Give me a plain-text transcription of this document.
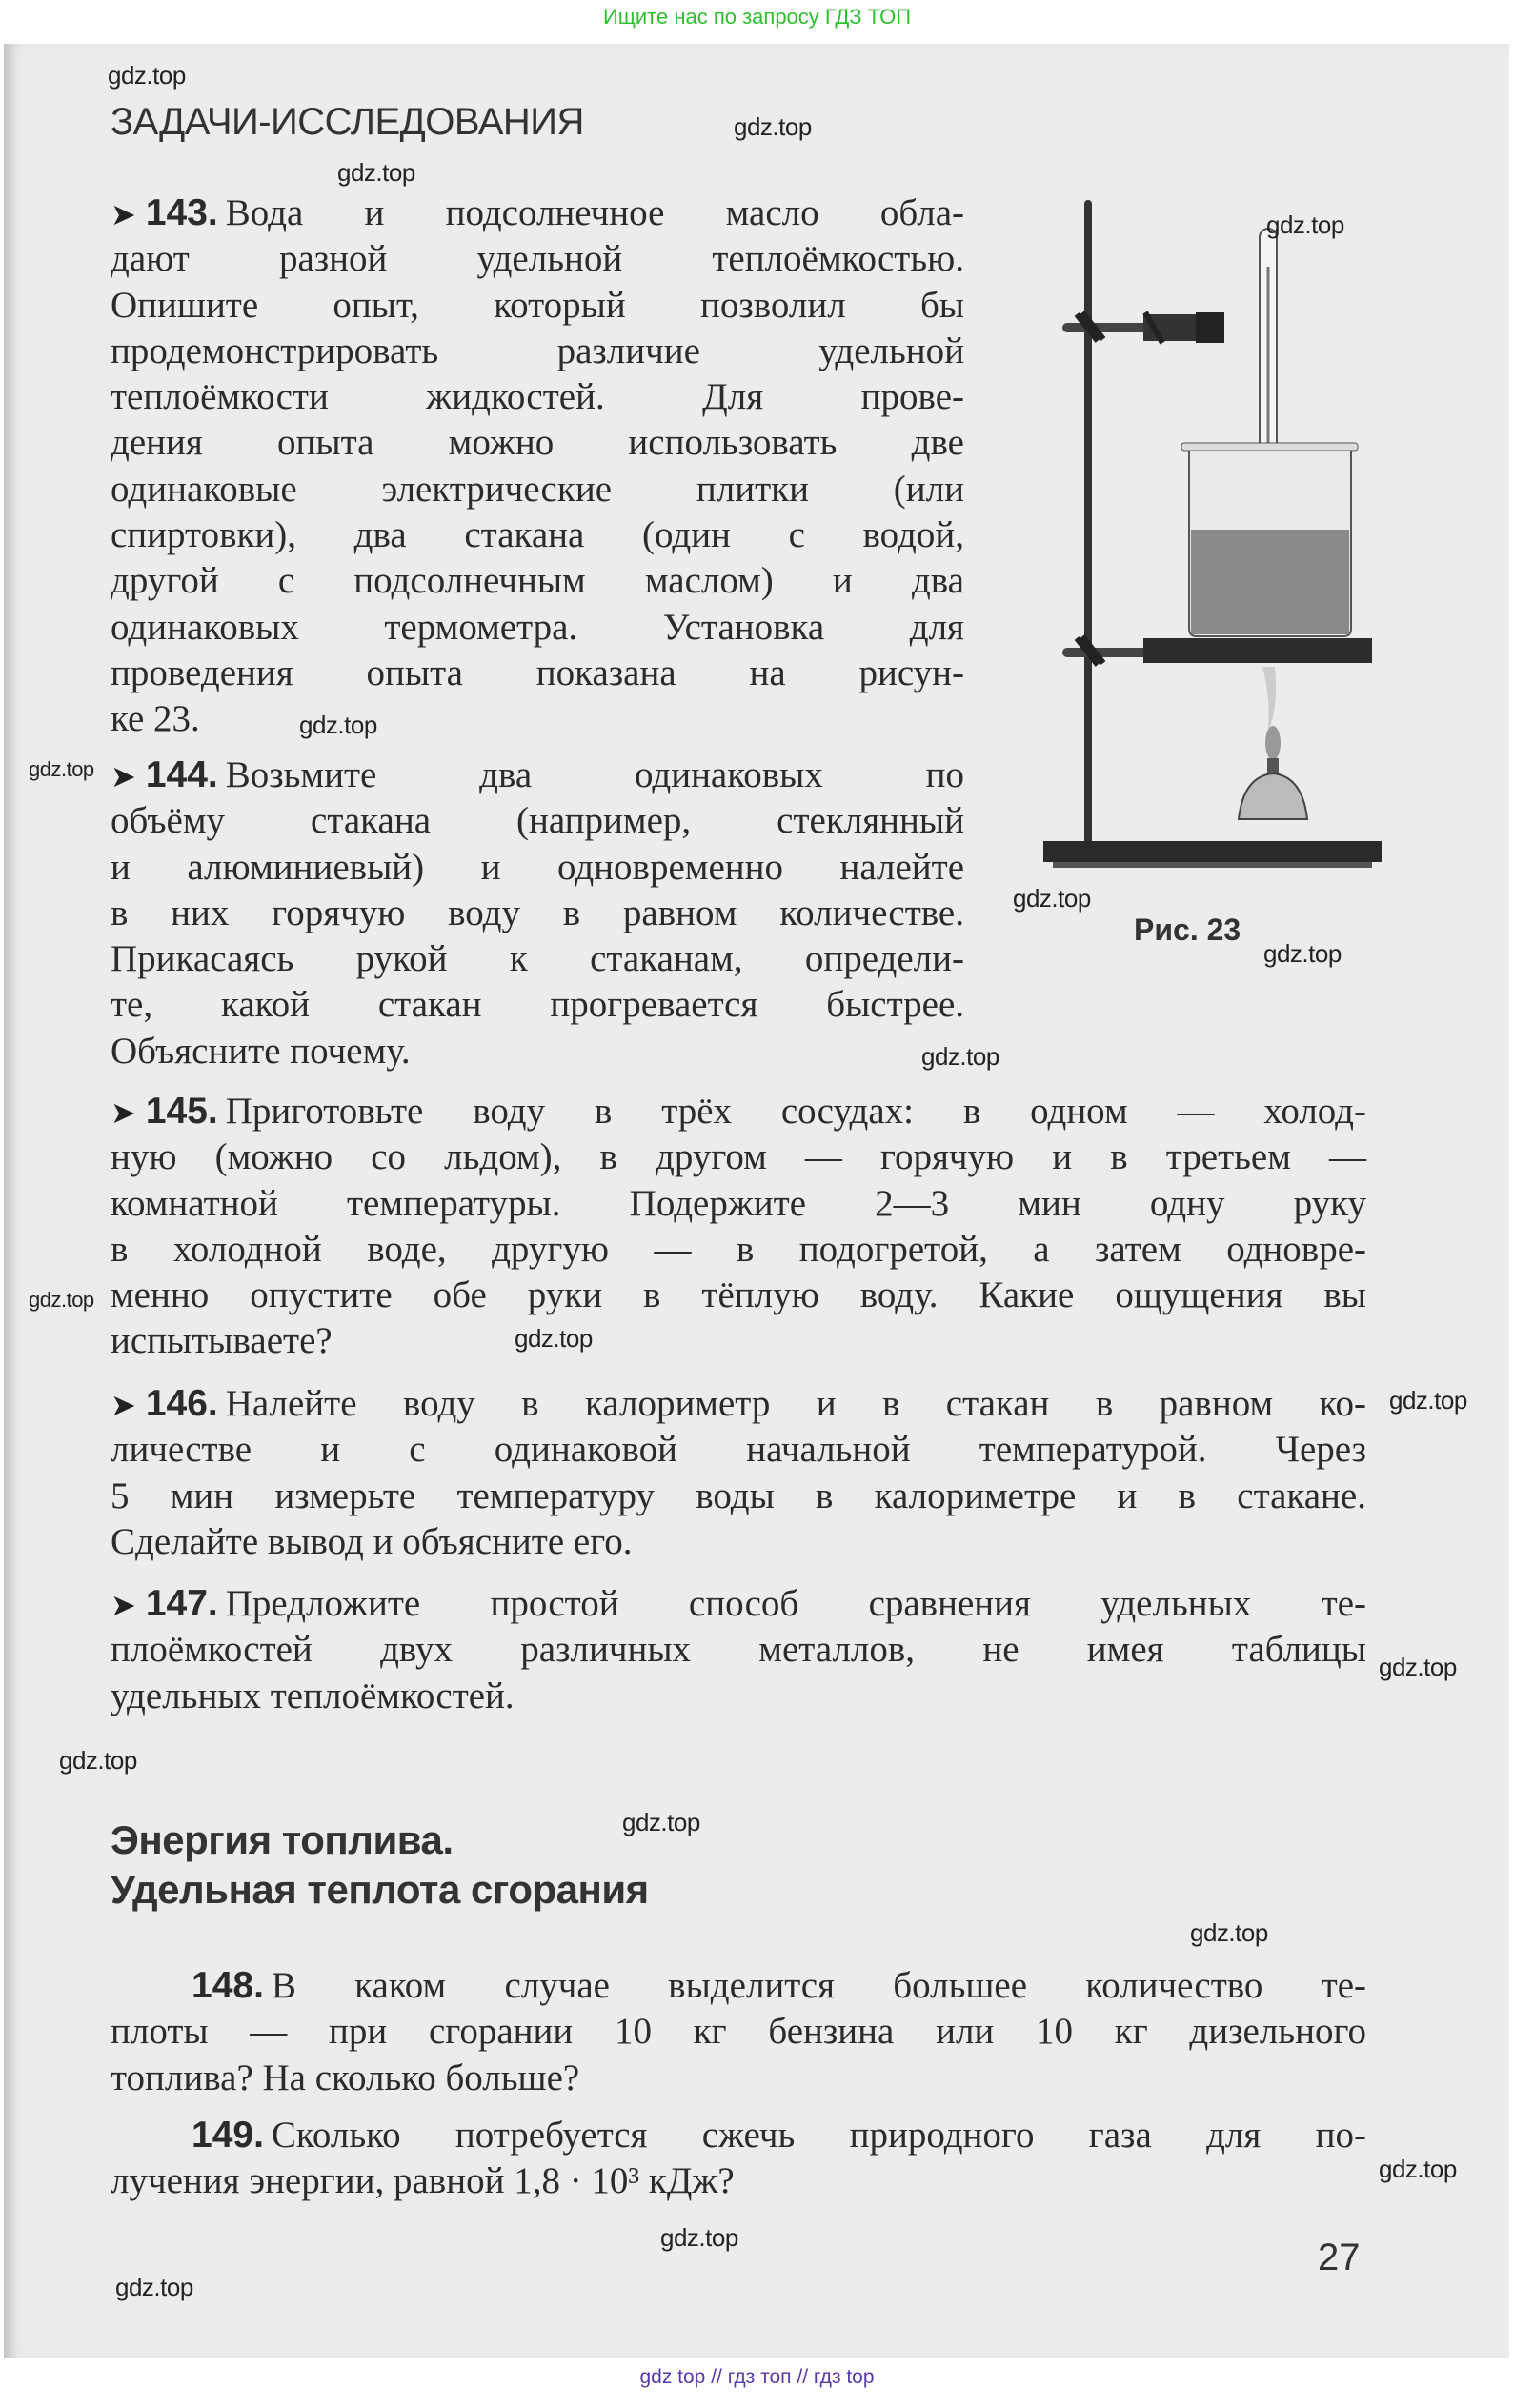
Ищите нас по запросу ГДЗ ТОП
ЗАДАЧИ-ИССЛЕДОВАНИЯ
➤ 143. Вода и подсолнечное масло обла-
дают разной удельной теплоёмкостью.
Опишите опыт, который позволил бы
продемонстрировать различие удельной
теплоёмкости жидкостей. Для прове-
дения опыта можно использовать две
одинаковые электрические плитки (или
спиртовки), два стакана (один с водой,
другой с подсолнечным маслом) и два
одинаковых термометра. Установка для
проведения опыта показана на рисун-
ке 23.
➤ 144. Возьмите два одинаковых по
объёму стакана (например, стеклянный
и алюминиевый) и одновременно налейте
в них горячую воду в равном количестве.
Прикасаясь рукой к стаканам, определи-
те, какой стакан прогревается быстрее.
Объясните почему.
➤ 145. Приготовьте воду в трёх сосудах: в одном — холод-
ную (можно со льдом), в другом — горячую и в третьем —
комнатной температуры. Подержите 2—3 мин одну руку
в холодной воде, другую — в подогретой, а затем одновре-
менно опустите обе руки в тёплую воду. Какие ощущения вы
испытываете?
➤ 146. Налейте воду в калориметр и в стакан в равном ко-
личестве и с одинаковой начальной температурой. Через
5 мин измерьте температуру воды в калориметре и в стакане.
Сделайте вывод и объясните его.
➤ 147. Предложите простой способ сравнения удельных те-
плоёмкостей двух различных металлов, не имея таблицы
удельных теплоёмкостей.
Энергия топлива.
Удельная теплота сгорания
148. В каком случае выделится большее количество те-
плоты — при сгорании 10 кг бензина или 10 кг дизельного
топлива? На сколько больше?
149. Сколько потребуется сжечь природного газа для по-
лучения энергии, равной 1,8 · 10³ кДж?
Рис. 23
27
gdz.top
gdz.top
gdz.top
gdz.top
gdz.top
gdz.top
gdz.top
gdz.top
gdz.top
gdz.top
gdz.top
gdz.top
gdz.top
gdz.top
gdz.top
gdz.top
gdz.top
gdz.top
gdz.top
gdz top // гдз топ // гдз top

—————

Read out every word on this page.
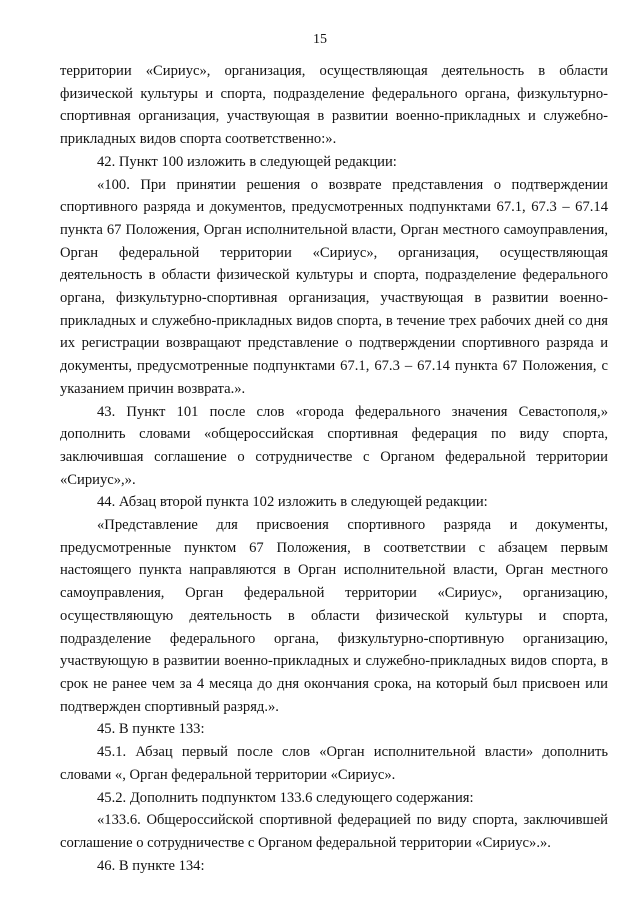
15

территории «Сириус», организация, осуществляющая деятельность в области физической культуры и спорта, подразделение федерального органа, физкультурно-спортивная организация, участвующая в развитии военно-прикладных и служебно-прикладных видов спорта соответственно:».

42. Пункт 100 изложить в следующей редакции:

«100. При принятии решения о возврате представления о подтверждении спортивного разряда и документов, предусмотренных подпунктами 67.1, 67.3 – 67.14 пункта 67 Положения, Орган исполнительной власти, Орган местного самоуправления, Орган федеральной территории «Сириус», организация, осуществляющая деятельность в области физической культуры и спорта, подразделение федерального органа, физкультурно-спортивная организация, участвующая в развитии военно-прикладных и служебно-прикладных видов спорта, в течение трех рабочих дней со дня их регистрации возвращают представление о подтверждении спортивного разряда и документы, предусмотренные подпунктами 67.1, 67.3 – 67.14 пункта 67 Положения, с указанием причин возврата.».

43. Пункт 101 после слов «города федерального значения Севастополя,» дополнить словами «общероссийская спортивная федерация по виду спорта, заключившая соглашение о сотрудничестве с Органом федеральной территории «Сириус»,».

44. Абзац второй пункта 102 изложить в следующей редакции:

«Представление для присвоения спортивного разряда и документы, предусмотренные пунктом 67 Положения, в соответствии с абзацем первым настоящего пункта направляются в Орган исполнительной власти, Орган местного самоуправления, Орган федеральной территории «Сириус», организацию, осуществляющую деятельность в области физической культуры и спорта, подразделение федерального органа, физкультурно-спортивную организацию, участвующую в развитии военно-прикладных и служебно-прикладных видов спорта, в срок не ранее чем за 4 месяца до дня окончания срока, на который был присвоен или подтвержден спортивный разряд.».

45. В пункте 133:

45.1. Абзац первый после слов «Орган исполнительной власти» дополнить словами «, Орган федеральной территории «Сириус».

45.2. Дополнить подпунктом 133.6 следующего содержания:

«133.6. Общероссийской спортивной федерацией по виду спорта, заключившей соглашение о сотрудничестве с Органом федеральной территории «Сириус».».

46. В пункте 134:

—————

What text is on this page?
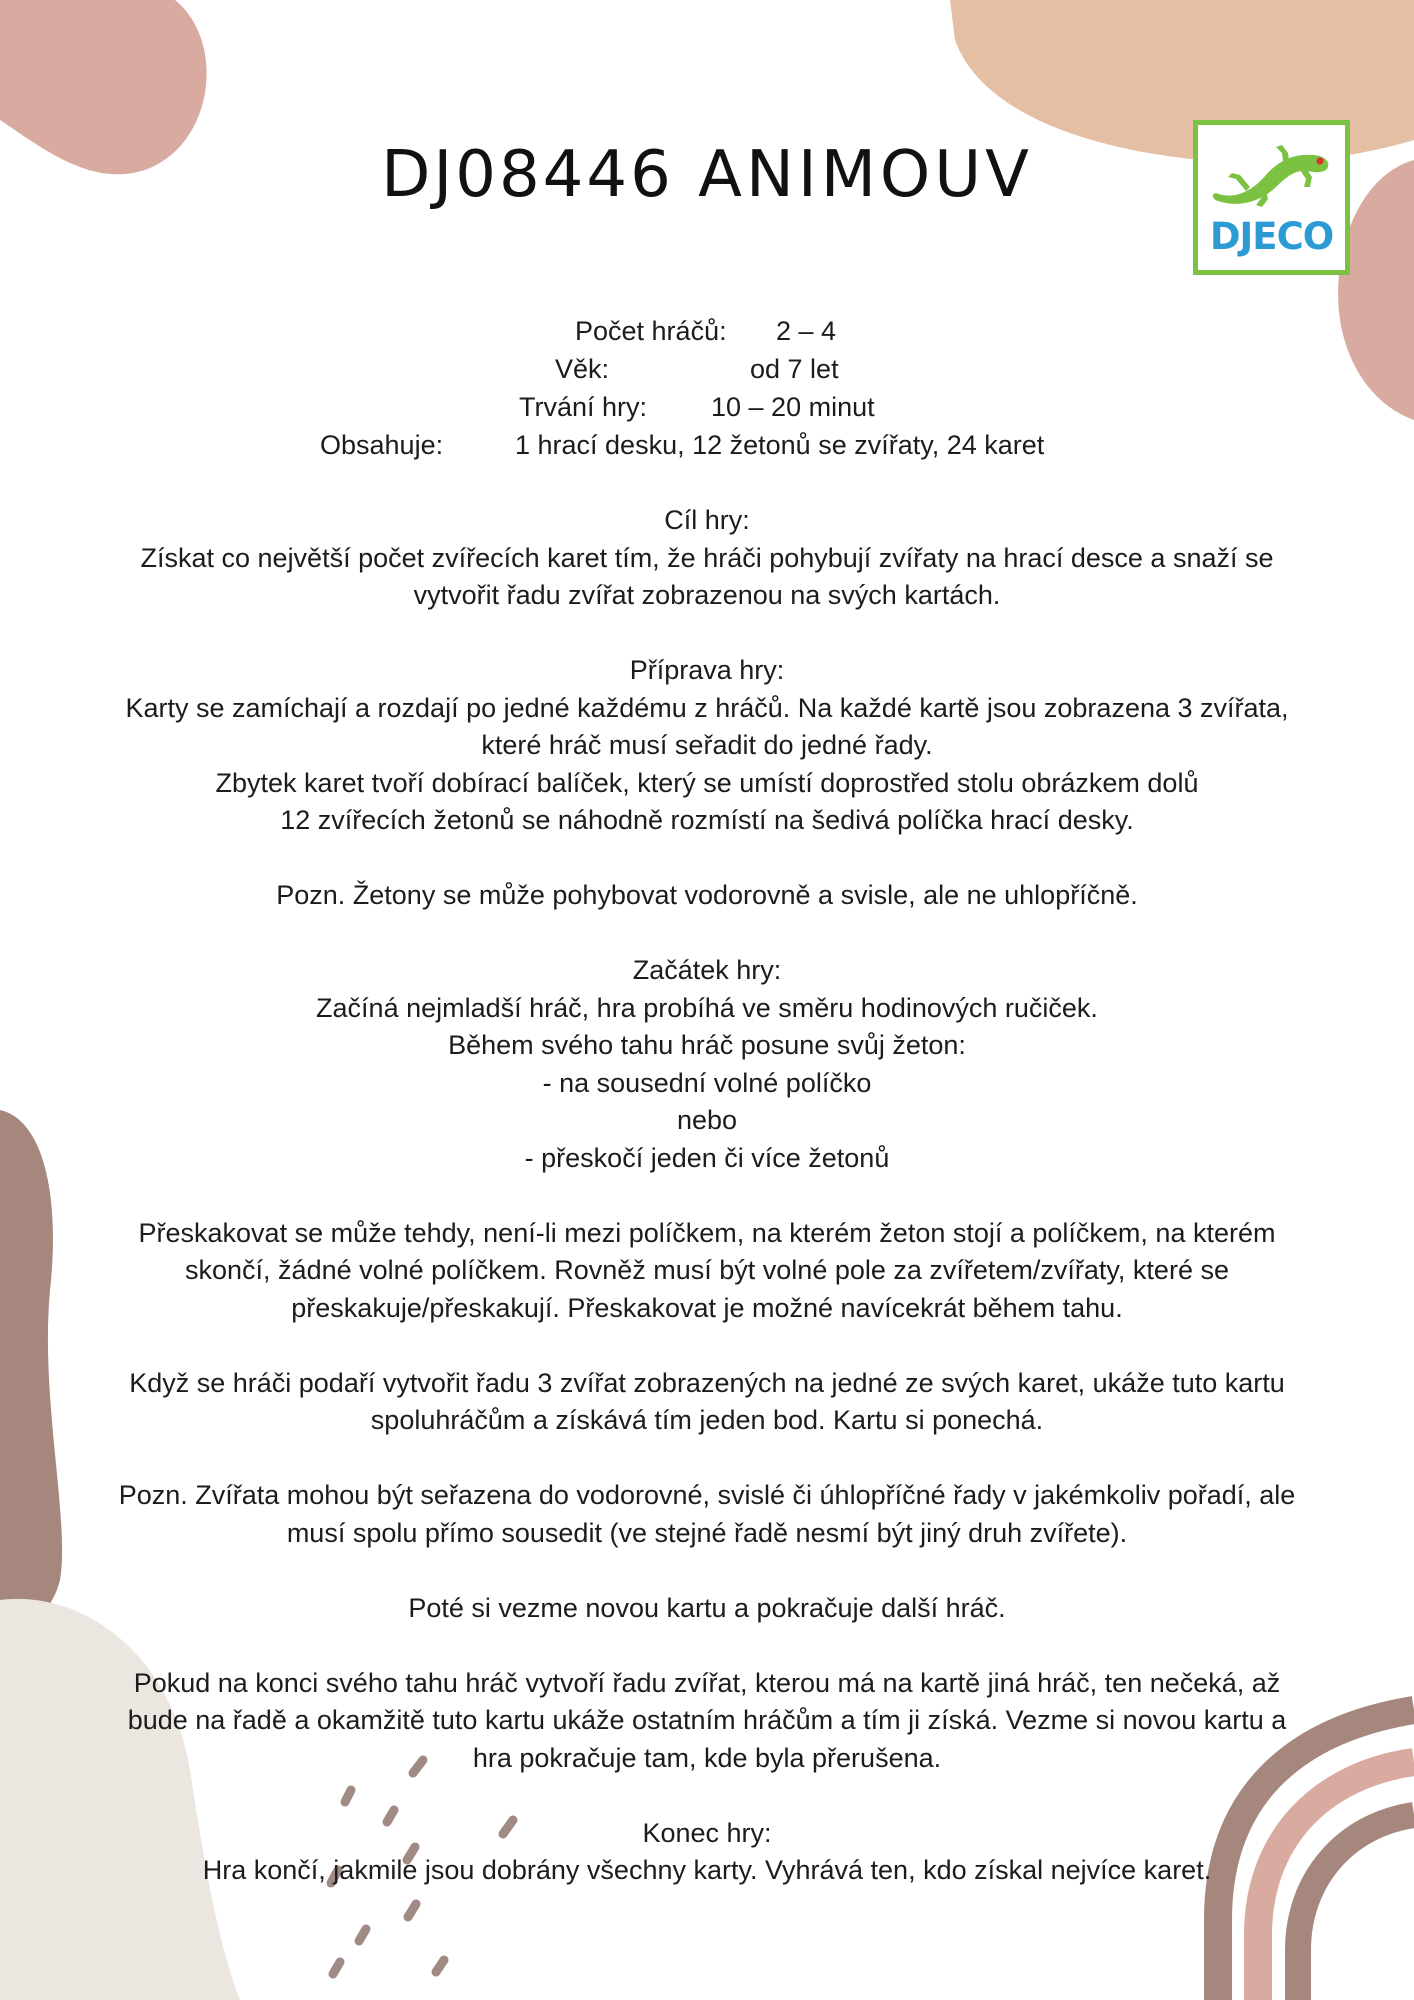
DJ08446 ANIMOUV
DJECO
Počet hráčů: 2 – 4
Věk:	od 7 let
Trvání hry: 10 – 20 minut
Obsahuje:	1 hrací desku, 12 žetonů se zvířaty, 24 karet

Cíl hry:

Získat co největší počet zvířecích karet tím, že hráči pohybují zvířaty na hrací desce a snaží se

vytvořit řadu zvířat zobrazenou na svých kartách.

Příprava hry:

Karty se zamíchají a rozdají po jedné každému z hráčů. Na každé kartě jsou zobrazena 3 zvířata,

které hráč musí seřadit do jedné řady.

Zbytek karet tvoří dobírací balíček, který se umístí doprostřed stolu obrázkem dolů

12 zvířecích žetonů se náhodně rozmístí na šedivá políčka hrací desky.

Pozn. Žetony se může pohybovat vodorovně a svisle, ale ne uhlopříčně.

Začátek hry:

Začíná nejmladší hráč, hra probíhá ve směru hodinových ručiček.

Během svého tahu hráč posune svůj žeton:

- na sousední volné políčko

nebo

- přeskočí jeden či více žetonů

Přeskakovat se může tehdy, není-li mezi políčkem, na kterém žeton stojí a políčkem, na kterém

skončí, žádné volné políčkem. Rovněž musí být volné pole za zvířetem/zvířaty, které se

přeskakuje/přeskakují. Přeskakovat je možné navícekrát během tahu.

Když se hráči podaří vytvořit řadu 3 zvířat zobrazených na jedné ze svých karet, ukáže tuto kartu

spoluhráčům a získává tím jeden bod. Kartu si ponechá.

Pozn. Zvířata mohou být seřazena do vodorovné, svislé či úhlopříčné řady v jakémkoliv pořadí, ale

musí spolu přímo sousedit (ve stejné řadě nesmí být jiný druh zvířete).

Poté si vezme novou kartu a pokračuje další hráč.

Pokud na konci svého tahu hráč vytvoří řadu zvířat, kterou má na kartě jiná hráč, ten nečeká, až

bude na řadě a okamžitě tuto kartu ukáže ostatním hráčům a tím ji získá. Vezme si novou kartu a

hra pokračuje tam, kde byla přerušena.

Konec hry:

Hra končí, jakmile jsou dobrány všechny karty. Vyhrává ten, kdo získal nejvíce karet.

—————

**Set exercise**
Make a copy of each line that contains the string "ukáže".

**Solution to the problem**
Když se hráči podaří vytvořit řadu 3 zvířat zobrazených na jedné ze svých karet, ukáže tuto kartu
bude na řadě a okamžitě tuto kartu ukáže ostatním hráčům a tím ji získá. Vezme si novou kartu a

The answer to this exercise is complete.